> _Page_:
※
Coulomb’s Law describes forces acting at a distance between two charges. The idea of “force at a distance” has always puzzled scientists. It just doesn’t seem plausible.

There is an alternative explanation. We can describe the concept as two distinct steps. Rather than saying two charges push on each other with a “force at a distance,” we say,

• An electric charge fills space with an electric field.
• A nearby charge experiences a force because of the electric field at the location of the introduced charge.

Written by Willy McAllister.

### Contents

We introduce electric fields starting with static charges. Even though the electric field concept is not required for electrostatic problems we do this to get some practice with the concept and picturing electric fields in our head.

What is a field?

A field is a physical quantity that has a value everywhere in space. As an example, temperature is a field. Every point in space has a temperature. Since temperature is a scalar quantity (has magnitude but does not have direction) it is called a scalar field.

Wind is another type of field. At every point in the atmosphere the air is moving at some speed in some direction. That means each point in space is associated with a vector quantity. That makes wind a vector field. Gravity and magnetism are other examples of a vector field.

## Coulomb’s Law

Coulomb’s Law says the force in newtons between two charges is,

$\vec F = \dfrac{1}{4\pi\epsilon_0}\,\dfrac{q\, q_i}{r^2}\,\hat r_i$

$\vec F$ is the Coulomb force. This force is the essence of electricity.

$r^2$ in the denominator is the square of the distance between $q_i$ and $q$.

$\dfrac{1}{4\pi\epsilon_0}$ is a constant measured by experiment, $9 \times 10^9$ newton-meter$^2/$coulomb$^2$.

$q_i$ and $q$ are the two charges pushing or pulling on each other. We give $q$ a special role when we define the electric field.

The force acts along the line between the two charges, as indicated by the $\hat{r_i}$ symbol (pronounced “r-hat”). $\hat{r_i}$ is a vector with magnitude $1$ that points from $q$ to $q_i$. It tells you which way the force vector points.

Do not get hung up on which way $\hat r_i$ points, toward $q$ or toward $q_i$. It is so easy to mess up this vector notation that we always figure out direction in our head, separate from the calculation of magnitude.

## Electric field defined

To find the force on $q$ you need to know three things: the value of $q$, the value of $q_i$, and the distance between them. Suppose, just for convenience, we assume $q = 1$. Then we would just have to know two things to find the force: $q_i$ and the distance. This is how electric field is defined. One charge is assigned to be a “test charge” with a value $q = 1$. The electric field tells you the force on the test charge caused by the other charge, $q_i$.
※
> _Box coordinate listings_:

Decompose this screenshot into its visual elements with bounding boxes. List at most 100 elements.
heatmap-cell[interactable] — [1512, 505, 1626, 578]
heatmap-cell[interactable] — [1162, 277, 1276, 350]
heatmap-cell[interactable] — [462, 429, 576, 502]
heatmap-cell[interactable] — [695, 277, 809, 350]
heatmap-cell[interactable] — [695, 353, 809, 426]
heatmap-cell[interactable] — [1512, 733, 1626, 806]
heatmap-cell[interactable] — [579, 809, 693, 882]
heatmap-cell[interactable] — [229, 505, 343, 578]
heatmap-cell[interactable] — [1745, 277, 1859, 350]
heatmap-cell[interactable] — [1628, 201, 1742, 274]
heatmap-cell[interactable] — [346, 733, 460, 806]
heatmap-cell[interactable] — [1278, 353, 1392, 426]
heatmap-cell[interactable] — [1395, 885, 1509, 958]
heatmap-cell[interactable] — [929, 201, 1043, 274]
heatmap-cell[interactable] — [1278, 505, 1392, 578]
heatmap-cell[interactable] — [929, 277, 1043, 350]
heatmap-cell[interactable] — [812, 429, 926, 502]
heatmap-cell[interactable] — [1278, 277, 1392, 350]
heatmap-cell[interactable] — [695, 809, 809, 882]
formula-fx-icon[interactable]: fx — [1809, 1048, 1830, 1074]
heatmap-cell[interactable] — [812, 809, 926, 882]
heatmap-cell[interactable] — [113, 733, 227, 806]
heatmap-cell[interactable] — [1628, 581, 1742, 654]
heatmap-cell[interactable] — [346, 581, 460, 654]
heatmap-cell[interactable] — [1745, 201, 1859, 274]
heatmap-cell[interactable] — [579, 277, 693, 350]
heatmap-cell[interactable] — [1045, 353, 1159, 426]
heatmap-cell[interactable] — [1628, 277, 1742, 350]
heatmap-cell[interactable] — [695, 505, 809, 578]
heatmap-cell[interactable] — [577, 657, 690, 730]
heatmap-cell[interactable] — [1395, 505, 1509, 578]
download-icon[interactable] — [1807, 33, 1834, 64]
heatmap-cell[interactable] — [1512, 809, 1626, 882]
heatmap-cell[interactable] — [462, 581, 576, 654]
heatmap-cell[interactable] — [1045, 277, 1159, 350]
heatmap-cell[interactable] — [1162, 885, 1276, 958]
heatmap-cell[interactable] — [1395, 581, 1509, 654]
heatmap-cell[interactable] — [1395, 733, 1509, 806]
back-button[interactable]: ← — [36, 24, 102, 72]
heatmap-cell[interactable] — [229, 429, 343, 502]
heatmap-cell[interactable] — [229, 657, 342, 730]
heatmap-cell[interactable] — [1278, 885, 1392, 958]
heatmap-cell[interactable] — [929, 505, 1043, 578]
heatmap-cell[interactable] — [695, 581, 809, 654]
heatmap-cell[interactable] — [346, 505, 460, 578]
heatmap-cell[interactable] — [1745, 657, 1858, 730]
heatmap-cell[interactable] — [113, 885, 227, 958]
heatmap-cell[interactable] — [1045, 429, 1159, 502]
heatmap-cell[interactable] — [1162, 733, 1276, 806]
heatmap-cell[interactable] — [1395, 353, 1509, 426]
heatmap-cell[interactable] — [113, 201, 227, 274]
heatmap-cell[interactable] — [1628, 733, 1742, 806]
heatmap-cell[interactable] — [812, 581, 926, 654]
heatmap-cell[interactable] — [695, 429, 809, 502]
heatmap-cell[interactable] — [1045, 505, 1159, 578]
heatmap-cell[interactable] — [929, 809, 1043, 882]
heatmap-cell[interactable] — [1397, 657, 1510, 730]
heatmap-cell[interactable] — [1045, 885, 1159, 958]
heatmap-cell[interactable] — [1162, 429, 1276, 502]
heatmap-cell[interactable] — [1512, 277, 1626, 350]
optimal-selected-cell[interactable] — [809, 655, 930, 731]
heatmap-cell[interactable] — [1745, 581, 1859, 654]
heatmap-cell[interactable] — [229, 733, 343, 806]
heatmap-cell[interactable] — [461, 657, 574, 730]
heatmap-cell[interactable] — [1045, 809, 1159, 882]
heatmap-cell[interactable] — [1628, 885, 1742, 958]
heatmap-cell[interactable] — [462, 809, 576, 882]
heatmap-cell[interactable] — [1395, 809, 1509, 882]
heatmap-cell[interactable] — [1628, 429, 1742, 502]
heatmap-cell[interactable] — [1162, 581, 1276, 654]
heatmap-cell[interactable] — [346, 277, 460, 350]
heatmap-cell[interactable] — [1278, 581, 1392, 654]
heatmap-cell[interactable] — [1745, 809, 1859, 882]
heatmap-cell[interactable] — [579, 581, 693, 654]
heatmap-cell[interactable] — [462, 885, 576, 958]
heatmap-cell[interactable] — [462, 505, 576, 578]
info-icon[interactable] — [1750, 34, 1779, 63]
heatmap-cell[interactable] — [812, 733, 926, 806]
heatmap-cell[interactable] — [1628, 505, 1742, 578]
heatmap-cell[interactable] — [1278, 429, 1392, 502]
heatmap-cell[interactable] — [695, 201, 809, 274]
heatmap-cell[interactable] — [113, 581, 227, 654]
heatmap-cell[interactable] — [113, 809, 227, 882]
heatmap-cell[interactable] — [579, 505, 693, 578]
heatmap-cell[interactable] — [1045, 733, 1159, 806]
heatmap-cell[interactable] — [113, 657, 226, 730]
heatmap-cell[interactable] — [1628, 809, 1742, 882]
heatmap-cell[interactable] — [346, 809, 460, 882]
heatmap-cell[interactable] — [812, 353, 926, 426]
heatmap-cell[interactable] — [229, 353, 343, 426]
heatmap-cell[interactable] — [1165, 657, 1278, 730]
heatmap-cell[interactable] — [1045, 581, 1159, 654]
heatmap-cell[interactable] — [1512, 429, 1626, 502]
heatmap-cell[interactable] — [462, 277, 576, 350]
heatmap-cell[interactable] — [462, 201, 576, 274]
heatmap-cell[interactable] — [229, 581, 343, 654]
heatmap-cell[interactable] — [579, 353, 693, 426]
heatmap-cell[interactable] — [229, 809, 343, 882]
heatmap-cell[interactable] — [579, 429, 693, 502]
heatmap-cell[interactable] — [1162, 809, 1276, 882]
※
> _Objectives_:
(1) Name every thing that the page on electric fields gives as an example of a field.
(2) Locate each line of the records that contains the string "icon", matching case exactly, and copy those lines.
The records are unrelated to the page on electric fields.

> _Results for each task_:
(1) Temperature, wind, gravity, and magnetism.

(2)
formula-fx-icon[interactable]: fx — [1809, 1048, 1830, 1074]
download-icon[interactable] — [1807, 33, 1834, 64]
info-icon[interactable] — [1750, 34, 1779, 63]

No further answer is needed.